** WHAT THIS TASK INVOLVES **
Filter these entries so that only lines with the word "paid" remain.

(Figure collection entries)

▼

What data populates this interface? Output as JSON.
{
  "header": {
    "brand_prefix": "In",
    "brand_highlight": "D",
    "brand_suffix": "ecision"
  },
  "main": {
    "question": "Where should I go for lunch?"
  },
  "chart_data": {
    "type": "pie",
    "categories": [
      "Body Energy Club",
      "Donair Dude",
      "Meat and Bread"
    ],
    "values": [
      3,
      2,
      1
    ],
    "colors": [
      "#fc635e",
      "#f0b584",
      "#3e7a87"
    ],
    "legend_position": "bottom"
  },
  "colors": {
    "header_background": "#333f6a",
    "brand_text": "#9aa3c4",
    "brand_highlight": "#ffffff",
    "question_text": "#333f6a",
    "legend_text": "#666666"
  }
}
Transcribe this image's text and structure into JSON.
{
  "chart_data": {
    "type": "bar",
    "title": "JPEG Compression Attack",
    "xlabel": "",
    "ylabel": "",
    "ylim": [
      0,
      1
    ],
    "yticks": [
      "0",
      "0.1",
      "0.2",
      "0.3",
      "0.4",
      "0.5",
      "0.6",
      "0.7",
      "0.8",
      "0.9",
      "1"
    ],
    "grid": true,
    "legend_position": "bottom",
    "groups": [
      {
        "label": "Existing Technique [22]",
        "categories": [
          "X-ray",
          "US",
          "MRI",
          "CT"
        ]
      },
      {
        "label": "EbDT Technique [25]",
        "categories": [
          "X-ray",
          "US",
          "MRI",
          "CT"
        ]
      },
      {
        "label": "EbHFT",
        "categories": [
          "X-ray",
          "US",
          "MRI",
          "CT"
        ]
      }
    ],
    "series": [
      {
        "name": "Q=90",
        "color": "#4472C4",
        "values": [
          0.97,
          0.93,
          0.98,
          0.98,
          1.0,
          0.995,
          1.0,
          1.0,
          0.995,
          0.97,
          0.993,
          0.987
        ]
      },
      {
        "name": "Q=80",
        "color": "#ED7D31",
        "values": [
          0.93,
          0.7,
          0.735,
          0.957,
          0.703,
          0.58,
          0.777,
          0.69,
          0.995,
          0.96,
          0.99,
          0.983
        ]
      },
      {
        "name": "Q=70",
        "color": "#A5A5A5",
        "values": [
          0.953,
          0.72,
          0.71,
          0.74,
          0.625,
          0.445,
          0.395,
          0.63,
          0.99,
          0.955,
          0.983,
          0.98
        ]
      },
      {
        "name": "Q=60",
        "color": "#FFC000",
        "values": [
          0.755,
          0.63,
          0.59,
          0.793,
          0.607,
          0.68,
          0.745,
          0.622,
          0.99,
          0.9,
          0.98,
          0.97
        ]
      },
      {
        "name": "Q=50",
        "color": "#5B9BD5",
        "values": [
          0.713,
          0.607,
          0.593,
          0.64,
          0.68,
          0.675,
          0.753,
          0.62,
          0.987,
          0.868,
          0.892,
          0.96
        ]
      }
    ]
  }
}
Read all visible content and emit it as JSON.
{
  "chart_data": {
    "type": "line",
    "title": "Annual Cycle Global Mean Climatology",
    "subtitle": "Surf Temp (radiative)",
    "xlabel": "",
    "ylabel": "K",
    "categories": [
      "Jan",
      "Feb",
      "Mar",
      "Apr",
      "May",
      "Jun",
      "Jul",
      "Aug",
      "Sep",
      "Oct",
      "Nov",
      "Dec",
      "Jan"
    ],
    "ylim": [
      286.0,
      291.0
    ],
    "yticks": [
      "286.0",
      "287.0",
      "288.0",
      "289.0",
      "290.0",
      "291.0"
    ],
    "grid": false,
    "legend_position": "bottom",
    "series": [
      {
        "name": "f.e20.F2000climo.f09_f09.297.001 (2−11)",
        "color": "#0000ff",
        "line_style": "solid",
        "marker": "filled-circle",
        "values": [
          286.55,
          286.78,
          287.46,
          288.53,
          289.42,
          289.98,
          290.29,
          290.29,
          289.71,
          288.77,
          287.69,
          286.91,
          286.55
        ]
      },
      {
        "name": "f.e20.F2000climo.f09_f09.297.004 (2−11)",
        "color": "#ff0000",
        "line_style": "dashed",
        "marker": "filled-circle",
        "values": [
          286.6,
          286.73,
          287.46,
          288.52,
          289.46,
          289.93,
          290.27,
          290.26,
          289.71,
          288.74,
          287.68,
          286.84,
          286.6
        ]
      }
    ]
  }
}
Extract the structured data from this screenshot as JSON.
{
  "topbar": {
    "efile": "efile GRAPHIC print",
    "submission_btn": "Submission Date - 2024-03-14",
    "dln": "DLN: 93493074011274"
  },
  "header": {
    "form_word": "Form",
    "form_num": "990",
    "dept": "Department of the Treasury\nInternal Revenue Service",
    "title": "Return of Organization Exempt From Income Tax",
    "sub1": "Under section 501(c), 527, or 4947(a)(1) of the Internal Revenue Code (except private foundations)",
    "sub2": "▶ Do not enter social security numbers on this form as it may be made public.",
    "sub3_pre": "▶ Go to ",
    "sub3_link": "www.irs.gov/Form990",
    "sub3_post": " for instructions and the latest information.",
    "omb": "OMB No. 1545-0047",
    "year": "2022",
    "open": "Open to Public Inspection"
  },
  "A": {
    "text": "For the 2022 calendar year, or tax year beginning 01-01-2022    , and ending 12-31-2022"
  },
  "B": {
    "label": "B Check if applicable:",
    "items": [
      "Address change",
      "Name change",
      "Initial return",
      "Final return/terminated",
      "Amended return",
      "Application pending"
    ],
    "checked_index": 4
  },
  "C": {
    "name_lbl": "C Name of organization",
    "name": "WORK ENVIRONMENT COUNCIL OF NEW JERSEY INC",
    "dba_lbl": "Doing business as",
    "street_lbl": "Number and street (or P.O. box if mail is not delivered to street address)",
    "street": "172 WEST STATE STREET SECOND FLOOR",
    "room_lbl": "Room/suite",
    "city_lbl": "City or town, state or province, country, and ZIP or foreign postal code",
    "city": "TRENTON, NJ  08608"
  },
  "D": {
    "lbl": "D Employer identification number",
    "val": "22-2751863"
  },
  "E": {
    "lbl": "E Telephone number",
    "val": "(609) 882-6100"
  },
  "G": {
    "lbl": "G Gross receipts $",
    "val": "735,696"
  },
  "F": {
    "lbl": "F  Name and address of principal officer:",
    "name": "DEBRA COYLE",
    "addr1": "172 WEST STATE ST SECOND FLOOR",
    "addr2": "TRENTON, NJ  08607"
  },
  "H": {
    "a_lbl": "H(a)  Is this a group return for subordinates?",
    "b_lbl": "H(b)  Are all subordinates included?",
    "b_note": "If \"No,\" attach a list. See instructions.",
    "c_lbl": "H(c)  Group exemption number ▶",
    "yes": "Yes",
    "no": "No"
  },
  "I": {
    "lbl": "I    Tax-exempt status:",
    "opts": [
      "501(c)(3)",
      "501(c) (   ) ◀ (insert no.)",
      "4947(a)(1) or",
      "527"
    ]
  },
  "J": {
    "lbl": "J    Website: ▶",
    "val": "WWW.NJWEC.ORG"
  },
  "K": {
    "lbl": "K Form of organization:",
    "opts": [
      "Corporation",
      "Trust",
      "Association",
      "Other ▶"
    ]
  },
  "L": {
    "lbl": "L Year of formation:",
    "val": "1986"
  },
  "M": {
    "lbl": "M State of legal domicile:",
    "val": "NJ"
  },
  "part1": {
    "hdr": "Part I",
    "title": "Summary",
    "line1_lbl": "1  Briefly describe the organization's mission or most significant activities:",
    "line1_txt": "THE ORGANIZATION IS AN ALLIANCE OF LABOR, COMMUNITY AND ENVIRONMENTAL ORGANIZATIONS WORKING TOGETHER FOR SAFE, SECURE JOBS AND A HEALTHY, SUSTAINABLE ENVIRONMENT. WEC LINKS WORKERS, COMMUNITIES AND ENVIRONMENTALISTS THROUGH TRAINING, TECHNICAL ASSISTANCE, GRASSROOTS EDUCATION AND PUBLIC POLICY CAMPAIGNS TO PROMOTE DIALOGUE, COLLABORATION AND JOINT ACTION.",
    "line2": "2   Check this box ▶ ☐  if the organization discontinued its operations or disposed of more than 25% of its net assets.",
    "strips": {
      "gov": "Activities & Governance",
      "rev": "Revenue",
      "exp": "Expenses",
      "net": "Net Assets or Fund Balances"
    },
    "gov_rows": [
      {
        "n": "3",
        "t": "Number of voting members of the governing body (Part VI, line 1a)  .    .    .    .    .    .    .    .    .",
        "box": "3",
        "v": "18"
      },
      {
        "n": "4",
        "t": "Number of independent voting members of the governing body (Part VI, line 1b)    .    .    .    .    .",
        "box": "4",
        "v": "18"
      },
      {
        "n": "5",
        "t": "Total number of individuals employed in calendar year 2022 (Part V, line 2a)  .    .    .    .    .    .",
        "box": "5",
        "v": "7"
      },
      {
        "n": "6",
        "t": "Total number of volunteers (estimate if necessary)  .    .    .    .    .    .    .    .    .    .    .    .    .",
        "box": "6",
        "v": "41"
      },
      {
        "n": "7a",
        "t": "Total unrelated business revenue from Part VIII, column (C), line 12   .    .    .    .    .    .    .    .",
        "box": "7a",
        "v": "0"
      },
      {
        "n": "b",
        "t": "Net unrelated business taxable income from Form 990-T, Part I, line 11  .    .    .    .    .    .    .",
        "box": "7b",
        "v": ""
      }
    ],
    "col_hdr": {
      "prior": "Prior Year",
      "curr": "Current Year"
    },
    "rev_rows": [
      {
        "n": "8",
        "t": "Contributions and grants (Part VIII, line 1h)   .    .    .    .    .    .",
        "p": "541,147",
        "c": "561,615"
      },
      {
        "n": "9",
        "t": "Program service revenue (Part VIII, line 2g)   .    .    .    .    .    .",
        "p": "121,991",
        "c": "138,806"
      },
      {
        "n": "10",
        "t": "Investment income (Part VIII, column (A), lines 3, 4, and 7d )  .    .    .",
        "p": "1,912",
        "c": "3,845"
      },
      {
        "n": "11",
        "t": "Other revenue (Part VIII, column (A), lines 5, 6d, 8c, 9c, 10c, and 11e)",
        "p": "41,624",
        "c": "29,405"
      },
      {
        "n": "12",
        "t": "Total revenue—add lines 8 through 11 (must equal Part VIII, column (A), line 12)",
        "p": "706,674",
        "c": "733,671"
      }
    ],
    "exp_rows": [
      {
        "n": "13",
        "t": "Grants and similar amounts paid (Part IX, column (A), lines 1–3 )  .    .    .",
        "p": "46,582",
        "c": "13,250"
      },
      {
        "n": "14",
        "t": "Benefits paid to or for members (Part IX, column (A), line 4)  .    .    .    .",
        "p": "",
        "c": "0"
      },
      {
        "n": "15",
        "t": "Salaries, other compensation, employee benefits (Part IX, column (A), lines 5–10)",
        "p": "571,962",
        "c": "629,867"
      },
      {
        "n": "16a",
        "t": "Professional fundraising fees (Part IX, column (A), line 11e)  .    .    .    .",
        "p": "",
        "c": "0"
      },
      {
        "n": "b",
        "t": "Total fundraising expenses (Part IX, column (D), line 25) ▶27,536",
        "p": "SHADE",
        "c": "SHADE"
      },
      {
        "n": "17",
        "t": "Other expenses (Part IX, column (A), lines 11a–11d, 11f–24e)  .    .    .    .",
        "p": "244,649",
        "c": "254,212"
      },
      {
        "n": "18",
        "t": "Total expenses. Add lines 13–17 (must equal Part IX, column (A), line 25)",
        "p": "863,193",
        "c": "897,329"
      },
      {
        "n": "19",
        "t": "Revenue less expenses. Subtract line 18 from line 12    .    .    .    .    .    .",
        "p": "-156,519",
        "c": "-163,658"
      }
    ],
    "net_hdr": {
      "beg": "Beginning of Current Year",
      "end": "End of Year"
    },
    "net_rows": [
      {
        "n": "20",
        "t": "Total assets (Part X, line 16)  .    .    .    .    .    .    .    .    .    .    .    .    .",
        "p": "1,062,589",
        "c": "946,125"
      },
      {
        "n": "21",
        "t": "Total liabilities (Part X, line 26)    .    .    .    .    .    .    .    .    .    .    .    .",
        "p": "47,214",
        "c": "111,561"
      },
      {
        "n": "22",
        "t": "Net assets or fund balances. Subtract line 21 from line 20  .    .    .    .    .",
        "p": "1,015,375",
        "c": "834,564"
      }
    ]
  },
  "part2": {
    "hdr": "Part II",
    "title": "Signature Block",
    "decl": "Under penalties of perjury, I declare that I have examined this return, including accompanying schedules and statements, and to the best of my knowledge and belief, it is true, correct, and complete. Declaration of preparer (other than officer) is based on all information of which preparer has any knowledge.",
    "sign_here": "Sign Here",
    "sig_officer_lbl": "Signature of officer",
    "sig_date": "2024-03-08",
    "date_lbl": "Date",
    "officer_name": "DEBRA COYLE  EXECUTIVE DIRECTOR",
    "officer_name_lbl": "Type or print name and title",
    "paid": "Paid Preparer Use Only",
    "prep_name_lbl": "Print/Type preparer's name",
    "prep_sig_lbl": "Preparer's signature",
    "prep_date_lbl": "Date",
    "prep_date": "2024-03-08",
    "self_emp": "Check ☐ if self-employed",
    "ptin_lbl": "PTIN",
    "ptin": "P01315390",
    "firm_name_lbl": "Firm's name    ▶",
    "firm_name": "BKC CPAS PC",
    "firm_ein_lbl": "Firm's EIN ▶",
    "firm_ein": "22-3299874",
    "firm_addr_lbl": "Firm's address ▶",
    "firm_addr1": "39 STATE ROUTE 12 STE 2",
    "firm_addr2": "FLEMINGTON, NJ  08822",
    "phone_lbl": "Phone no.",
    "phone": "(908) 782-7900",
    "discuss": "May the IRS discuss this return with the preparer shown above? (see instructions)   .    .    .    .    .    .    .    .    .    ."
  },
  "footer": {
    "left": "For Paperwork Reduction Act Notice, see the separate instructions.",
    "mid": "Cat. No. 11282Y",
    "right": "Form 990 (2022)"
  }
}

▲

** SOLVED EXERCISE **
        "t": "Grants and similar amounts paid (Part IX, column (A), lines 1–3 )  .    .    .",
        "t": "Benefits paid to or for members (Part IX, column (A), line 4)  .    .    .    .",
    "paid": "Paid Preparer Use Only",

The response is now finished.